§ 課題
次の抜粋について、以下の問いに答えよ。
1. 数年前まで、タブレットPCといえば何と何しかなかったか。
2. 中華タブレットで今主流となっているのはどのような機種か。
3. 低価格帯のAtomシリーズはどのシリーズで終了するとされているか。

§ 抜粋箇所
################

数年前まではタブレットPCといえばAndroid系かiPadしかありませんでしたが、Intelのモバイル向けプロセッサ Atomシリーズの小型化が進み、Windowsも動かせるようになりました。
当然、中華タブレットでも採用され、今ではAndroidとWindowsのデュアルOS機種が主流となっています。
管理人も興味は持ちつつ、成熟を待っていたわけですが…今年に入ってこんな記事が。
→次期Atomシリーズ(Broxton)キャンセルで格安Windowsタブレットが存続危機!?
一応ハイパフォーマンス系の次世代コアは開発が続けられているようですが、低価格帯のAtomシリーズは『Cherry Trail』で終了してしまうようです。
将来は遊び感覚で買えない価格帯になるかもしれないので、Atomが現役の今のうちに格安Windowsタブレットを購入することにしました。

################

§ 提供資料
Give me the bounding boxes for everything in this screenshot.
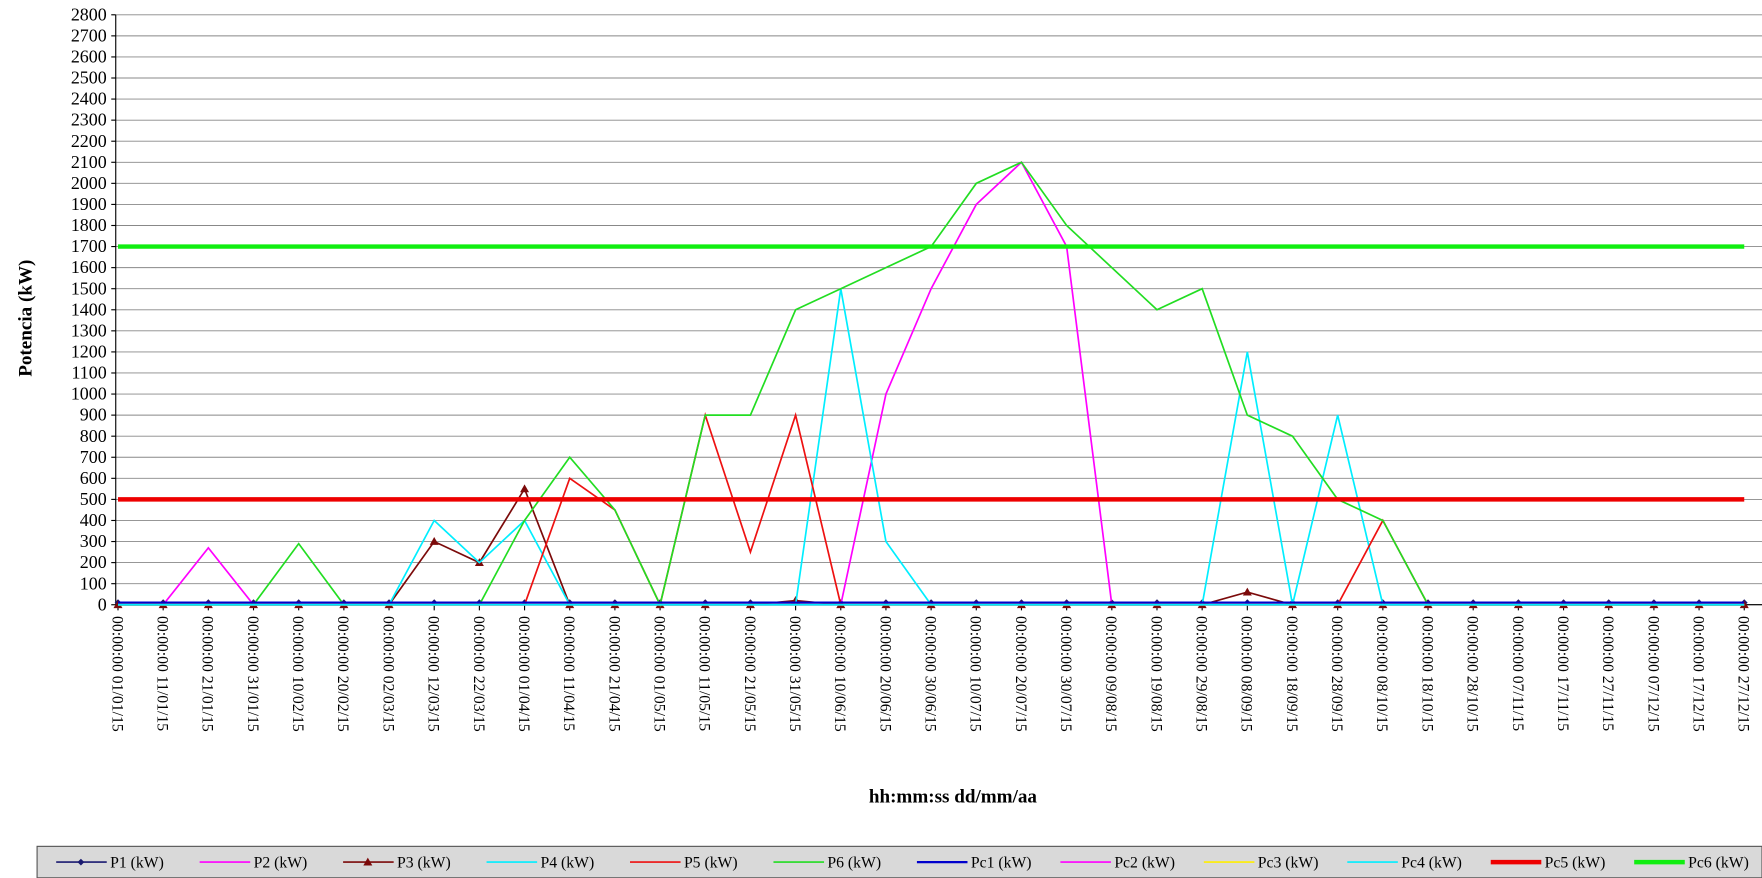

################

§ 解答
1. Android系とiPad
2. AndroidとWindowsのデュアルOS機種
3. 『Cherry Trail』